## SHORT PROBLEM
Extract the complete data exactly as given.

## INPUT
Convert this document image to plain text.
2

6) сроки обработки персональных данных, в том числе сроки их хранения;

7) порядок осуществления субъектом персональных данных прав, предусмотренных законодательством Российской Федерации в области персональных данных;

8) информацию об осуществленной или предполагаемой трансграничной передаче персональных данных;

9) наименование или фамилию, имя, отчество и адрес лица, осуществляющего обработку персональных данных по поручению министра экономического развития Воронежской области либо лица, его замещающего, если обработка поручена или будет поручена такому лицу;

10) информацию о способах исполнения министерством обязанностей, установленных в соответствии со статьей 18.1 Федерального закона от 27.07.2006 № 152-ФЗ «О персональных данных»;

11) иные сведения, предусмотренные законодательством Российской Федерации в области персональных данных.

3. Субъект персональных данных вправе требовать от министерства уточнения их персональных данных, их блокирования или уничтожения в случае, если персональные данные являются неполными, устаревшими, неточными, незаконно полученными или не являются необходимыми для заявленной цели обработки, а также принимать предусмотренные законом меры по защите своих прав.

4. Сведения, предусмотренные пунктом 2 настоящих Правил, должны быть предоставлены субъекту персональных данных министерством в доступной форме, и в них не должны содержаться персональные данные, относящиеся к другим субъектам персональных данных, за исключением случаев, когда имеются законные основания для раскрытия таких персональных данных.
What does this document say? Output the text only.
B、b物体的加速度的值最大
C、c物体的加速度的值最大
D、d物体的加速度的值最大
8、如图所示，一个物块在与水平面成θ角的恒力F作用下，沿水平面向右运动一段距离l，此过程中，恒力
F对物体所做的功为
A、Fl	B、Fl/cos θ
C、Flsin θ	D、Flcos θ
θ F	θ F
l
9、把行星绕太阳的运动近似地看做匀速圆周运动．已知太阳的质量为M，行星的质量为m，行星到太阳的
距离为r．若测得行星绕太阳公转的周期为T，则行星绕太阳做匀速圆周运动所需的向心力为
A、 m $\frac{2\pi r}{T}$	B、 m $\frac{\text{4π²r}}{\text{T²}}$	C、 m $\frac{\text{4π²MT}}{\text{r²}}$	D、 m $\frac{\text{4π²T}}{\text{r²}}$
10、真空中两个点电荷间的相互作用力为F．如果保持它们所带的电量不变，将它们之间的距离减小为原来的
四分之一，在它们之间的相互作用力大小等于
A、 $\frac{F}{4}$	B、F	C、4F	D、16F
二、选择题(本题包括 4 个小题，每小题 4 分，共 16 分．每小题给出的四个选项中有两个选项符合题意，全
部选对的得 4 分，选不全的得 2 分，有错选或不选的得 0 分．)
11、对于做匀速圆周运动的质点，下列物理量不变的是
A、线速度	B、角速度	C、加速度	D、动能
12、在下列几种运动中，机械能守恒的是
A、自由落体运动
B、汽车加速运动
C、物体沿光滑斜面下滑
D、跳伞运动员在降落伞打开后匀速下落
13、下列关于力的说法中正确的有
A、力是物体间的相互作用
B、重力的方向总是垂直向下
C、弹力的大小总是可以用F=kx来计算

## RESULT OF THE TASK
Convert this document image to plain text.
2

6) сроки обработки персональных данных, в том числе сроки их хранения;

7) порядок осуществления субъектом персональных данных прав, предусмотренных законодательством Российской Федерации в области персональных данных;

8) информацию об осуществленной или предполагаемой трансграничной передаче персональных данных;

9) наименование или фамилию, имя, отчество и адрес лица, осуществляющего обработку персональных данных по поручению министра экономического развития Воронежской области либо лица, его замещающего, если обработка поручена или будет поручена такому лицу;

10) информацию о способах исполнения министерством обязанностей, установленных в соответствии со статьей 18.1 Федерального закона от 27.07.2006 № 152-ФЗ «О персональных данных»;

11) иные сведения, предусмотренные законодательством Российской Федерации в области персональных данных.

3. Субъект персональных данных вправе требовать от министерства уточнения их персональных данных, их блокирования или уничтожения в случае, если персональные данные являются неполными, устаревшими, неточными, незаконно полученными или не являются необходимыми для заявленной цели обработки, а также принимать предусмотренные законом меры по защите своих прав.

4. Сведения, предусмотренные пунктом 2 настоящих Правил, должны быть предоставлены субъекту персональных данных министерством в доступной форме, и в них не должны содержаться персональные данные, относящиеся к другим субъектам персональных данных, за исключением случаев, когда имеются законные основания для раскрытия таких персональных данных.
What does this document say? Output the text only.
B、b物体的加速度的值最大
C、c物体的加速度的值最大
D、d物体的加速度的值最大
8、如图所示，一个物块在与水平面成θ角的恒力F作用下，沿水平面向右运动一段距离l，此过程中，恒力
F对物体所做的功为
A、Fl	B、Fl/cos θ
C、Flsin θ	D、Flcos θ
θ F	θ F
l
9、把行星绕太阳的运动近似地看做匀速圆周运动．已知太阳的质量为M，行星的质量为m，行星到太阳的
距离为r．若测得行星绕太阳公转的周期为T，则行星绕太阳做匀速圆周运动所需的向心力为
A、 m $\frac{2\pi r}{T}$	B、 m $\frac{\text{4π²r}}{\text{T²}}$	C、 m $\frac{\text{4π²MT}}{\text{r²}}$	D、 m $\frac{\text{4π²T}}{\text{r²}}$
10、真空中两个点电荷间的相互作用力为F．如果保持它们所带的电量不变，将它们之间的距离减小为原来的
四分之一，在它们之间的相互作用力大小等于
A、 $\frac{F}{4}$	B、F	C、4F	D、16F
二、选择题(本题包括 4 个小题，每小题 4 分，共 16 分．每小题给出的四个选项中有两个选项符合题意，全
部选对的得 4 分，选不全的得 2 分，有错选或不选的得 0 分．)
11、对于做匀速圆周运动的质点，下列物理量不变的是
A、线速度	B、角速度	C、加速度	D、动能
12、在下列几种运动中，机械能守恒的是
A、自由落体运动
B、汽车加速运动
C、物体沿光滑斜面下滑
D、跳伞运动员在降落伞打开后匀速下落
13、下列关于力的说法中正确的有
A、力是物体间的相互作用
B、重力的方向总是垂直向下
C、弹力的大小总是可以用F=kx来计算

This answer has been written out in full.